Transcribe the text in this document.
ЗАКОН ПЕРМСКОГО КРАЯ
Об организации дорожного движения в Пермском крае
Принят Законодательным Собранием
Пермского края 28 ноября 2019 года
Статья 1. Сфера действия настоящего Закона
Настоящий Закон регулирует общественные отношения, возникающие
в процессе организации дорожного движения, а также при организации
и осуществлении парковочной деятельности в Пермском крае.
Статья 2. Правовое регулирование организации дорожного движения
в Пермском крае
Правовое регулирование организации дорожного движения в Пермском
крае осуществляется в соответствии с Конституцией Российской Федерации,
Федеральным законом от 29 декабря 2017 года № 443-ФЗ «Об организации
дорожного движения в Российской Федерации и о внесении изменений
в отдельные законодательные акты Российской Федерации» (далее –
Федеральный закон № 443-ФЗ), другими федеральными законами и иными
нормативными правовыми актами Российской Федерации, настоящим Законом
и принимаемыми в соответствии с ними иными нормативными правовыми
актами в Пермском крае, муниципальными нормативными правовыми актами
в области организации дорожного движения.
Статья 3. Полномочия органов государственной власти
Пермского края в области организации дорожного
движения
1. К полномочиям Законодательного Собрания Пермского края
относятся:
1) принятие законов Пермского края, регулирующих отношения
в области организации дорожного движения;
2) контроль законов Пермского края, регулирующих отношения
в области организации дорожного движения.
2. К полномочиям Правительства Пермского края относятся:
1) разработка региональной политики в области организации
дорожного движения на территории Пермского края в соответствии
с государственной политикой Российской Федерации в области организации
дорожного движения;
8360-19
..............................
■ Work instructions ■
Copy every line from the entries that contains the word "государственной".

■ Result ■
Статья 3. Полномочия органов государственной власти
с государственной политикой Российской Федерации в области организации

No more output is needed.